**Goal**: Pictures aside, write out every record exactly as it appears.
---------------
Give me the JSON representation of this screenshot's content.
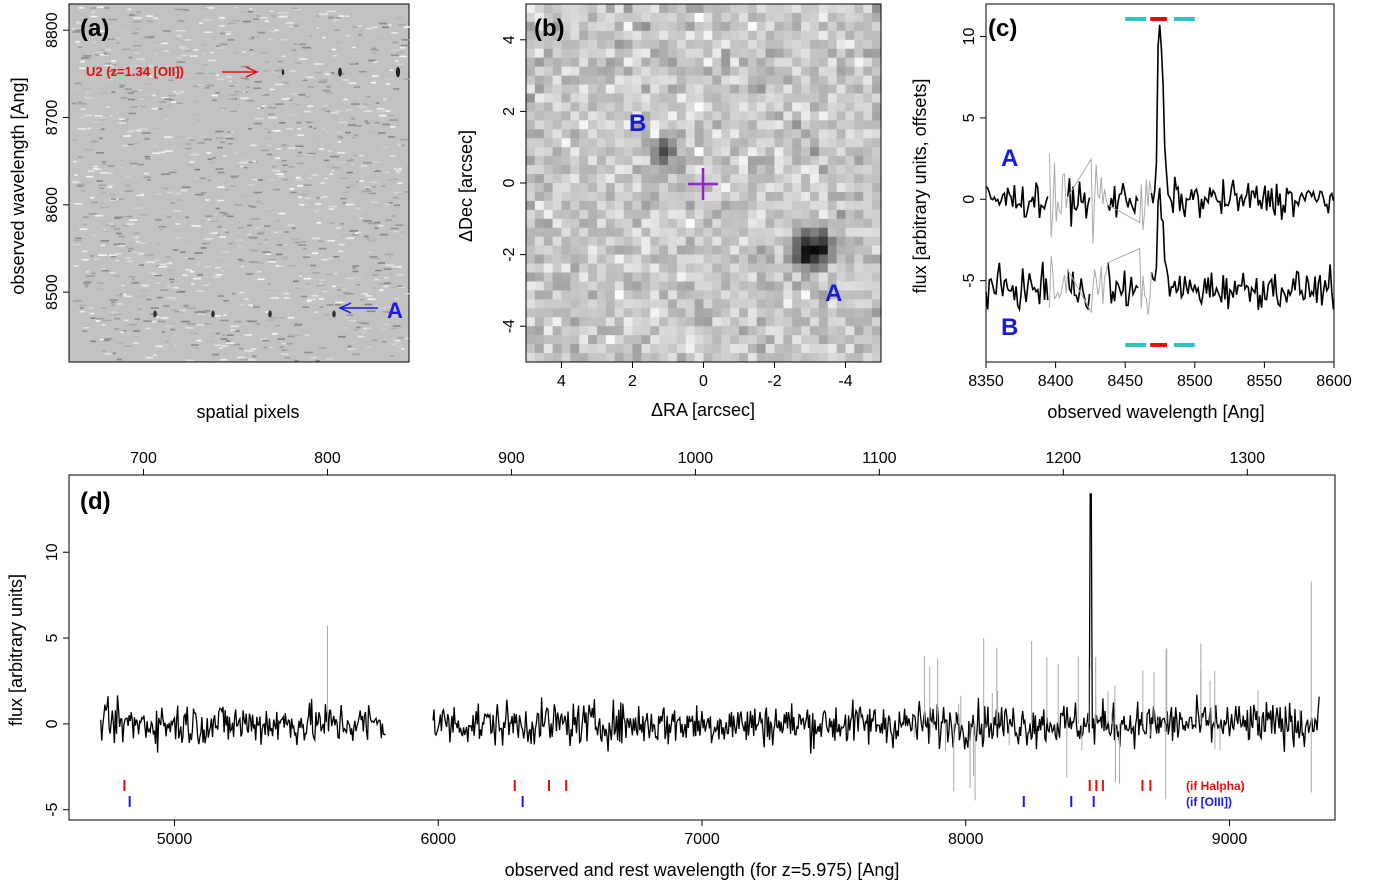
{
  "panels": {
    "a": {
      "tag": "(a)",
      "ylabel": "observed wavelength [Ang]",
      "xlabel": "spatial pixels",
      "ylim": [
        8420,
        8830
      ],
      "yticks": [
        "8500",
        "8600",
        "8700",
        "8800"
      ],
      "annotation_u2": "U2 (z=1.34 [OII])",
      "annotation_a": "A",
      "colors": {
        "u2": "#e01010",
        "a": "#1a1adc"
      }
    },
    "b": {
      "tag": "(b)",
      "ylabel": "ΔDec [arcsec]",
      "xlabel": "ΔRA [arcsec]",
      "xlim": [
        5,
        -5
      ],
      "ylim": [
        -5,
        5
      ],
      "xticks": [
        "4",
        "2",
        "0",
        "-2",
        "-4"
      ],
      "yticks": [
        "4",
        "2",
        "0",
        "-2",
        "-4"
      ],
      "label_a": "A",
      "label_b": "B",
      "colors": {
        "cross": "#9b1fd1",
        "labels": "#1a1adc"
      }
    },
    "c": {
      "tag": "(c)",
      "ylabel": "flux [arbitrary units, offsets]",
      "xlabel": "observed wavelength [Ang]",
      "label_a": "A",
      "label_b": "B",
      "colors": {
        "continuum_bar": "#2ec4c4",
        "line_bar": "#e01010"
      }
    },
    "d": {
      "tag": "(d)",
      "ylabel": "flux [arbitrary units]",
      "xlabel": "observed and rest wavelength (for z=5.975) [Ang]",
      "note_halpha": "(if Halpha)",
      "note_oiii": "(if [OIII])",
      "colors": {
        "halpha": "#e01010",
        "oiii": "#1a1adc"
      }
    }
  },
  "chart_data": [
    {
      "panel": "a",
      "type": "heatmap",
      "title": "",
      "xlabel": "spatial pixels",
      "ylabel": "observed wavelength [Ang]",
      "ylim": [
        8420,
        8830
      ],
      "features": [
        {
          "label": "U2 (z=1.34 [OII])",
          "wavelength": 8752
        },
        {
          "label": "A",
          "wavelength": 8475
        }
      ]
    },
    {
      "panel": "b",
      "type": "heatmap",
      "xlabel": "ΔRA [arcsec]",
      "ylabel": "ΔDec [arcsec]",
      "xlim": [
        5,
        -5
      ],
      "ylim": [
        -5,
        5
      ],
      "sources": [
        {
          "label": "A",
          "dRA": -3.1,
          "dDec": -1.9
        },
        {
          "label": "B",
          "dRA": 1.1,
          "dDec": 0.9
        }
      ],
      "center_marker": {
        "dRA": 0,
        "dDec": 0
      }
    },
    {
      "panel": "c",
      "type": "line",
      "xlabel": "observed wavelength [Ang]",
      "ylabel": "flux [arbitrary units, offsets]",
      "xlim": [
        8350,
        8600
      ],
      "ylim": [
        -10,
        12
      ],
      "xticks": [
        8350,
        8400,
        8450,
        8500,
        8550,
        8600
      ],
      "yticks": [
        -5,
        0,
        5,
        10
      ],
      "series": [
        {
          "name": "A",
          "offset": 0,
          "line_center": 8475,
          "peak": 10.6
        },
        {
          "name": "B",
          "offset": -5.5,
          "line_center": 8475,
          "peak": 0.5
        }
      ],
      "windows": {
        "continuum": [
          [
            8450,
            8465
          ],
          [
            8485,
            8500
          ]
        ],
        "line": [
          8468,
          8480
        ]
      }
    },
    {
      "panel": "d",
      "type": "line",
      "xlabel": "observed and rest wavelength (for z=5.975) [Ang]",
      "ylabel": "flux [arbitrary units]",
      "xlim": [
        4600,
        9400
      ],
      "ylim": [
        -5.6,
        14.5
      ],
      "xticks": [
        5000,
        6000,
        7000,
        8000,
        9000
      ],
      "yticks": [
        -5,
        0,
        5,
        10
      ],
      "top_axis_rest_ticks": [
        700,
        800,
        900,
        1000,
        1100,
        1200,
        1300
      ],
      "gaps": [
        [
          5800,
          5980
        ]
      ],
      "emission_line": {
        "wavelength": 8475,
        "peak": 13.4
      },
      "halpha_markers": [
        4810,
        6290,
        6420,
        6485,
        8470,
        8495,
        8520,
        8670,
        8700
      ],
      "oiii_markers": [
        4830,
        6320,
        8220,
        8400,
        8485
      ]
    }
  ]
}
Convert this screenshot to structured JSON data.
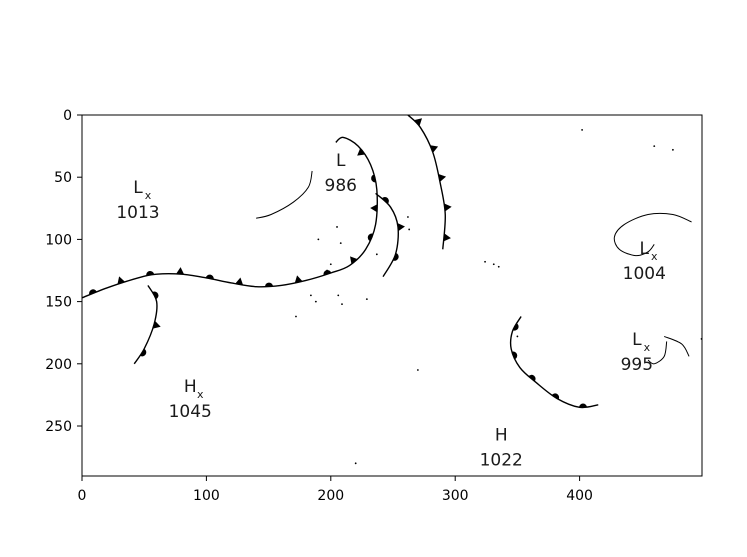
{
  "axes": {
    "x_ticks": [
      0,
      100,
      200,
      300,
      400
    ],
    "y_ticks": [
      0,
      50,
      100,
      150,
      200,
      250
    ],
    "xlim": [
      0,
      500
    ],
    "ylim": [
      0,
      290
    ],
    "y_inverted": true,
    "grid": false
  },
  "pressure_systems": [
    {
      "letter": "L",
      "pressure": "1013",
      "x": 45,
      "y": 58,
      "marked": true
    },
    {
      "letter": "L",
      "pressure": "986",
      "x": 208,
      "y": 36,
      "marked": false
    },
    {
      "letter": "L",
      "pressure": "1004",
      "x": 452,
      "y": 107,
      "marked": true
    },
    {
      "letter": "L",
      "pressure": "995",
      "x": 446,
      "y": 180,
      "marked": true
    },
    {
      "letter": "H",
      "pressure": "1045",
      "x": 87,
      "y": 218,
      "marked": true
    },
    {
      "letter": "H",
      "pressure": "1022",
      "x": 337,
      "y": 257,
      "marked": false
    }
  ],
  "fronts": [
    {
      "type": "stationary",
      "points": [
        [
          0,
          147
        ],
        [
          20,
          139
        ],
        [
          45,
          131
        ],
        [
          60,
          128
        ],
        [
          80,
          128
        ],
        [
          100,
          131
        ],
        [
          120,
          135
        ],
        [
          140,
          138
        ],
        [
          160,
          137
        ],
        [
          180,
          133
        ],
        [
          200,
          127
        ],
        [
          215,
          121
        ],
        [
          228,
          108
        ],
        [
          236,
          88
        ],
        [
          237,
          60
        ],
        [
          232,
          40
        ],
        [
          222,
          25
        ],
        [
          210,
          18
        ],
        [
          204,
          22
        ]
      ]
    },
    {
      "type": "cold",
      "points": [
        [
          262,
          0
        ],
        [
          272,
          10
        ],
        [
          282,
          30
        ],
        [
          288,
          55
        ],
        [
          292,
          80
        ],
        [
          290,
          108
        ]
      ]
    },
    {
      "type": "occluded",
      "points": [
        [
          236,
          63
        ],
        [
          248,
          74
        ],
        [
          254,
          90
        ],
        [
          252,
          112
        ],
        [
          242,
          130
        ]
      ]
    },
    {
      "type": "occluded",
      "points": [
        [
          53,
          137
        ],
        [
          60,
          150
        ],
        [
          58,
          168
        ],
        [
          50,
          188
        ],
        [
          42,
          200
        ]
      ]
    },
    {
      "type": "warm",
      "points": [
        [
          353,
          162
        ],
        [
          346,
          174
        ],
        [
          345,
          188
        ],
        [
          352,
          203
        ],
        [
          365,
          215
        ],
        [
          382,
          228
        ],
        [
          400,
          235
        ],
        [
          415,
          233
        ]
      ]
    }
  ],
  "isobars": [
    {
      "points": [
        [
          185,
          45
        ],
        [
          182,
          58
        ],
        [
          170,
          70
        ],
        [
          152,
          80
        ],
        [
          140,
          83
        ]
      ]
    },
    {
      "points": [
        [
          460,
          104
        ],
        [
          455,
          110
        ],
        [
          445,
          113
        ],
        [
          432,
          108
        ],
        [
          428,
          98
        ],
        [
          436,
          88
        ],
        [
          455,
          80
        ],
        [
          475,
          80
        ],
        [
          490,
          86
        ]
      ]
    },
    {
      "points": [
        [
          470,
          182
        ],
        [
          468,
          194
        ],
        [
          460,
          200
        ],
        [
          455,
          197
        ]
      ]
    },
    {
      "points": [
        [
          468,
          178
        ],
        [
          482,
          184
        ],
        [
          488,
          194
        ]
      ]
    }
  ]
}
---------------
**The solution**:
Give me the JSON representation of this screenshot's content.
{
  "panels": {
    "a": {
      "tag": "(a)",
      "ylabel": "observed wavelength [Ang]",
      "xlabel": "spatial pixels",
      "ylim": [
        8420,
        8830
      ],
      "yticks": [
        "8500",
        "8600",
        "8700",
        "8800"
      ],
      "annotation_u2": "U2 (z=1.34 [OII])",
      "annotation_a": "A",
      "colors": {
        "u2": "#e01010",
        "a": "#1a1adc"
      }
    },
    "b": {
      "tag": "(b)",
      "ylabel": "ΔDec [arcsec]",
      "xlabel": "ΔRA [arcsec]",
      "xlim": [
        5,
        -5
      ],
      "ylim": [
        -5,
        5
      ],
      "xticks": [
        "4",
        "2",
        "0",
        "-2",
        "-4"
      ],
      "yticks": [
        "4",
        "2",
        "0",
        "-2",
        "-4"
      ],
      "label_a": "A",
      "label_b": "B",
      "colors": {
        "cross": "#9b1fd1",
        "labels": "#1a1adc"
      }
    },
    "c": {
      "tag": "(c)",
      "ylabel": "flux [arbitrary units, offsets]",
      "xlabel": "observed wavelength [Ang]",
      "label_a": "A",
      "label_b": "B",
      "colors": {
        "continuum_bar": "#2ec4c4",
        "line_bar": "#e01010"
      }
    },
    "d": {
      "tag": "(d)",
      "ylabel": "flux [arbitrary units]",
      "xlabel": "observed and rest wavelength (for z=5.975) [Ang]",
      "note_halpha": "(if Halpha)",
      "note_oiii": "(if [OIII])",
      "colors": {
        "halpha": "#e01010",
        "oiii": "#1a1adc"
      }
    }
  },
  "chart_data": [
    {
      "panel": "a",
      "type": "heatmap",
      "title": "",
      "xlabel": "spatial pixels",
      "ylabel": "observed wavelength [Ang]",
      "ylim": [
        8420,
        8830
      ],
      "features": [
        {
          "label": "U2 (z=1.34 [OII])",
          "wavelength": 8752
        },
        {
          "label": "A",
          "wavelength": 8475
        }
      ]
    },
    {
      "panel": "b",
      "type": "heatmap",
      "xlabel": "ΔRA [arcsec]",
      "ylabel": "ΔDec [arcsec]",
      "xlim": [
        5,
        -5
      ],
      "ylim": [
        -5,
        5
      ],
      "sources": [
        {
          "label": "A",
          "dRA": -3.1,
          "dDec": -1.9
        },
        {
          "label": "B",
          "dRA": 1.1,
          "dDec": 0.9
        }
      ],
      "center_marker": {
        "dRA": 0,
        "dDec": 0
      }
    },
    {
      "panel": "c",
      "type": "line",
      "xlabel": "observed wavelength [Ang]",
      "ylabel": "flux [arbitrary units, offsets]",
      "xlim": [
        8350,
        8600
      ],
      "ylim": [
        -10,
        12
      ],
      "xticks": [
        8350,
        8400,
        8450,
        8500,
        8550,
        8600
      ],
      "yticks": [
        -5,
        0,
        5,
        10
      ],
      "series": [
        {
          "name": "A",
          "offset": 0,
          "line_center": 8475,
          "peak": 10.6
        },
        {
          "name": "B",
          "offset": -5.5,
          "line_center": 8475,
          "peak": 0.5
        }
      ],
      "windows": {
        "continuum": [
          [
            8450,
            8465
          ],
          [
            8485,
            8500
          ]
        ],
        "line": [
          8468,
          8480
        ]
      }
    },
    {
      "panel": "d",
      "type": "line",
      "xlabel": "observed and rest wavelength (for z=5.975) [Ang]",
      "ylabel": "flux [arbitrary units]",
      "xlim": [
        4600,
        9400
      ],
      "ylim": [
        -5.6,
        14.5
      ],
      "xticks": [
        5000,
        6000,
        7000,
        8000,
        9000
      ],
      "yticks": [
        -5,
        0,
        5,
        10
      ],
      "top_axis_rest_ticks": [
        700,
        800,
        900,
        1000,
        1100,
        1200,
        1300
      ],
      "gaps": [
        [
          5800,
          5980
        ]
      ],
      "emission_line": {
        "wavelength": 8475,
        "peak": 13.4
      },
      "halpha_markers": [
        4810,
        6290,
        6420,
        6485,
        8470,
        8495,
        8520,
        8670,
        8700
      ],
      "oiii_markers": [
        4830,
        6320,
        8220,
        8400,
        8485
      ]
    }
  ]
}
Convert this screenshot to structured JSON data.
{
  "axes": {
    "x_ticks": [
      0,
      100,
      200,
      300,
      400
    ],
    "y_ticks": [
      0,
      50,
      100,
      150,
      200,
      250
    ],
    "xlim": [
      0,
      500
    ],
    "ylim": [
      0,
      290
    ],
    "y_inverted": true,
    "grid": false
  },
  "pressure_systems": [
    {
      "letter": "L",
      "pressure": "1013",
      "x": 45,
      "y": 58,
      "marked": true
    },
    {
      "letter": "L",
      "pressure": "986",
      "x": 208,
      "y": 36,
      "marked": false
    },
    {
      "letter": "L",
      "pressure": "1004",
      "x": 452,
      "y": 107,
      "marked": true
    },
    {
      "letter": "L",
      "pressure": "995",
      "x": 446,
      "y": 180,
      "marked": true
    },
    {
      "letter": "H",
      "pressure": "1045",
      "x": 87,
      "y": 218,
      "marked": true
    },
    {
      "letter": "H",
      "pressure": "1022",
      "x": 337,
      "y": 257,
      "marked": false
    }
  ],
  "fronts": [
    {
      "type": "stationary",
      "points": [
        [
          0,
          147
        ],
        [
          20,
          139
        ],
        [
          45,
          131
        ],
        [
          60,
          128
        ],
        [
          80,
          128
        ],
        [
          100,
          131
        ],
        [
          120,
          135
        ],
        [
          140,
          138
        ],
        [
          160,
          137
        ],
        [
          180,
          133
        ],
        [
          200,
          127
        ],
        [
          215,
          121
        ],
        [
          228,
          108
        ],
        [
          236,
          88
        ],
        [
          237,
          60
        ],
        [
          232,
          40
        ],
        [
          222,
          25
        ],
        [
          210,
          18
        ],
        [
          204,
          22
        ]
      ]
    },
    {
      "type": "cold",
      "points": [
        [
          262,
          0
        ],
        [
          272,
          10
        ],
        [
          282,
          30
        ],
        [
          288,
          55
        ],
        [
          292,
          80
        ],
        [
          290,
          108
        ]
      ]
    },
    {
      "type": "occluded",
      "points": [
        [
          236,
          63
        ],
        [
          248,
          74
        ],
        [
          254,
          90
        ],
        [
          252,
          112
        ],
        [
          242,
          130
        ]
      ]
    },
    {
      "type": "occluded",
      "points": [
        [
          53,
          137
        ],
        [
          60,
          150
        ],
        [
          58,
          168
        ],
        [
          50,
          188
        ],
        [
          42,
          200
        ]
      ]
    },
    {
      "type": "warm",
      "points": [
        [
          353,
          162
        ],
        [
          346,
          174
        ],
        [
          345,
          188
        ],
        [
          352,
          203
        ],
        [
          365,
          215
        ],
        [
          382,
          228
        ],
        [
          400,
          235
        ],
        [
          415,
          233
        ]
      ]
    }
  ],
  "isobars": [
    {
      "points": [
        [
          185,
          45
        ],
        [
          182,
          58
        ],
        [
          170,
          70
        ],
        [
          152,
          80
        ],
        [
          140,
          83
        ]
      ]
    },
    {
      "points": [
        [
          460,
          104
        ],
        [
          455,
          110
        ],
        [
          445,
          113
        ],
        [
          432,
          108
        ],
        [
          428,
          98
        ],
        [
          436,
          88
        ],
        [
          455,
          80
        ],
        [
          475,
          80
        ],
        [
          490,
          86
        ]
      ]
    },
    {
      "points": [
        [
          470,
          182
        ],
        [
          468,
          194
        ],
        [
          460,
          200
        ],
        [
          455,
          197
        ]
      ]
    },
    {
      "points": [
        [
          468,
          178
        ],
        [
          482,
          184
        ],
        [
          488,
          194
        ]
      ]
    }
  ]
}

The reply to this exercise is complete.